— Goal —
Rename "title-divider" to "header-rule" in the rows from the start through the line that contains "273, 205, 293]", and write those lines out again with everything else left as it is.

— Saved data entries —
· · · ·

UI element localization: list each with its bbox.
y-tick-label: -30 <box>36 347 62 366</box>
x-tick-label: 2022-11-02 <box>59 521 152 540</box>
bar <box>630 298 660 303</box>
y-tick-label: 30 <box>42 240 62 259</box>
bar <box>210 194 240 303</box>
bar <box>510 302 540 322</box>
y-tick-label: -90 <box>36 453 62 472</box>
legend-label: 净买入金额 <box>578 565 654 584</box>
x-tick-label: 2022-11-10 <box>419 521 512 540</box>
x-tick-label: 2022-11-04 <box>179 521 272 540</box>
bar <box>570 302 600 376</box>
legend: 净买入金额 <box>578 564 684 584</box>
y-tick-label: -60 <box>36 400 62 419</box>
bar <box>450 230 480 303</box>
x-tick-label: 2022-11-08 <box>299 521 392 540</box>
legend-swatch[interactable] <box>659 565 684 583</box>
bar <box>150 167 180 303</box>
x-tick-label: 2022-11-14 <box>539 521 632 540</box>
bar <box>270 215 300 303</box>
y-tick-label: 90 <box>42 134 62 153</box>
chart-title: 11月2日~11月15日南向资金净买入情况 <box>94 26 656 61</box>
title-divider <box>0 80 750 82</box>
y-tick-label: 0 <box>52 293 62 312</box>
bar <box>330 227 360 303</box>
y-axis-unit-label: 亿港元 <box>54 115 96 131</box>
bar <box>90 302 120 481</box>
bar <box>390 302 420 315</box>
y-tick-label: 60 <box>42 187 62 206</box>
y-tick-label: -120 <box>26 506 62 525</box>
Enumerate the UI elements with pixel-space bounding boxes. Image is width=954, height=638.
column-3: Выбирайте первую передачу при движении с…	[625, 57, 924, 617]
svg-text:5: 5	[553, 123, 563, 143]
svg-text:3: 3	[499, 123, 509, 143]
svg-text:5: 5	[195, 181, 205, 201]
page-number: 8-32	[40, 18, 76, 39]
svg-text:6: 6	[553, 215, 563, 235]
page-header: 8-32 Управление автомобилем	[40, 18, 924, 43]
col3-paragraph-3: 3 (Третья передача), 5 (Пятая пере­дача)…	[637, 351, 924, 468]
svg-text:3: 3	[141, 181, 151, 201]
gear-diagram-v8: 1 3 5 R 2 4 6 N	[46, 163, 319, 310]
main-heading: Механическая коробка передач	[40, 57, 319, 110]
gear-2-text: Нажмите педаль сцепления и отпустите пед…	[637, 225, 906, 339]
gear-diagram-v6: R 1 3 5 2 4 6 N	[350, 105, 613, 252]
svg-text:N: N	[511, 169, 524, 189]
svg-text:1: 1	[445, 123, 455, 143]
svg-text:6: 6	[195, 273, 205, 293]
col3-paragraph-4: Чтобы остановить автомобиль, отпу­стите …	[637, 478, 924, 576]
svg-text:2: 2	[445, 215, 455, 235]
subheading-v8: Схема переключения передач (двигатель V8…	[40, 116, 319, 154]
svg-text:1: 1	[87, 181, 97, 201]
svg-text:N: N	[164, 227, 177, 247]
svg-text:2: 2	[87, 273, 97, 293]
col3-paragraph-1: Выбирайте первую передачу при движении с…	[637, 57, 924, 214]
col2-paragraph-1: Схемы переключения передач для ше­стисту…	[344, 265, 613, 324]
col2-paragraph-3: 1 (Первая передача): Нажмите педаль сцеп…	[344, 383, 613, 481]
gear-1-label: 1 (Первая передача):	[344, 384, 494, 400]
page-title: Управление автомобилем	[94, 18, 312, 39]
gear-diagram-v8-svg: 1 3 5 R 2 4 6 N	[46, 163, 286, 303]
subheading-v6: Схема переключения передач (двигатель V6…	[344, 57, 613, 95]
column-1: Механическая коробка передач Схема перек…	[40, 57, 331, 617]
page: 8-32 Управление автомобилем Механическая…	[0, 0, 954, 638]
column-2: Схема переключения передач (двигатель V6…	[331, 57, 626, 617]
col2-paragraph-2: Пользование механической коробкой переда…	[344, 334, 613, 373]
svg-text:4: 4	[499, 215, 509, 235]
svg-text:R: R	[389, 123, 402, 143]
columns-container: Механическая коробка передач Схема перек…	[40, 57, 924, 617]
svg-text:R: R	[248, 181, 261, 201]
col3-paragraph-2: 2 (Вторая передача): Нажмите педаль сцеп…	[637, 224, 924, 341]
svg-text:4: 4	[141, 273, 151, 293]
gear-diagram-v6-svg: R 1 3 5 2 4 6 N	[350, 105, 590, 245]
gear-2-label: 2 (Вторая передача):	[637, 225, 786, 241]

· · · ·

— Correct output —
UI element localization: list each with its bbox.
y-tick-label: -30 <box>36 347 62 366</box>
x-tick-label: 2022-11-02 <box>59 521 152 540</box>
bar <box>630 298 660 303</box>
y-tick-label: 30 <box>42 240 62 259</box>
bar <box>210 194 240 303</box>
bar <box>510 302 540 322</box>
y-tick-label: -90 <box>36 453 62 472</box>
legend-label: 净买入金额 <box>578 565 654 584</box>
x-tick-label: 2022-11-10 <box>419 521 512 540</box>
x-tick-label: 2022-11-04 <box>179 521 272 540</box>
bar <box>570 302 600 376</box>
legend: 净买入金额 <box>578 564 684 584</box>
y-tick-label: -60 <box>36 400 62 419</box>
bar <box>450 230 480 303</box>
x-tick-label: 2022-11-08 <box>299 521 392 540</box>
legend-swatch[interactable] <box>659 565 684 583</box>
bar <box>150 167 180 303</box>
x-tick-label: 2022-11-14 <box>539 521 632 540</box>
bar <box>270 215 300 303</box>
y-tick-label: 90 <box>42 134 62 153</box>
chart-title: 11月2日~11月15日南向资金净买入情况 <box>94 26 656 61</box>
header-rule <box>0 80 750 82</box>
y-tick-label: 0 <box>52 293 62 312</box>
bar <box>330 227 360 303</box>
y-axis-unit-label: 亿港元 <box>54 115 96 131</box>
bar <box>90 302 120 481</box>
bar <box>390 302 420 315</box>
y-tick-label: 60 <box>42 187 62 206</box>
y-tick-label: -120 <box>26 506 62 525</box>
Enumerate the UI elements with pixel-space bounding boxes. Image is width=954, height=638.
column-3: Выбирайте первую передачу при движении с…	[625, 57, 924, 617]
svg-text:5: 5	[553, 123, 563, 143]
svg-text:3: 3	[499, 123, 509, 143]
svg-text:5: 5	[195, 181, 205, 201]
page-number: 8-32	[40, 18, 76, 39]
svg-text:6: 6	[553, 215, 563, 235]
page-header: 8-32 Управление автомобилем	[40, 18, 924, 43]
col3-paragraph-3: 3 (Третья передача), 5 (Пятая пере­дача)…	[637, 351, 924, 468]
svg-text:3: 3	[141, 181, 151, 201]
gear-diagram-v8: 1 3 5 R 2 4 6 N	[46, 163, 319, 310]
main-heading: Механическая коробка передач	[40, 57, 319, 110]
gear-2-text: Нажмите педаль сцепления и отпустите пед…	[637, 225, 906, 339]
gear-diagram-v6: R 1 3 5 2 4 6 N	[350, 105, 613, 252]
svg-text:N: N	[511, 169, 524, 189]
svg-text:1: 1	[445, 123, 455, 143]
svg-text:6: 6	[195, 273, 205, 293]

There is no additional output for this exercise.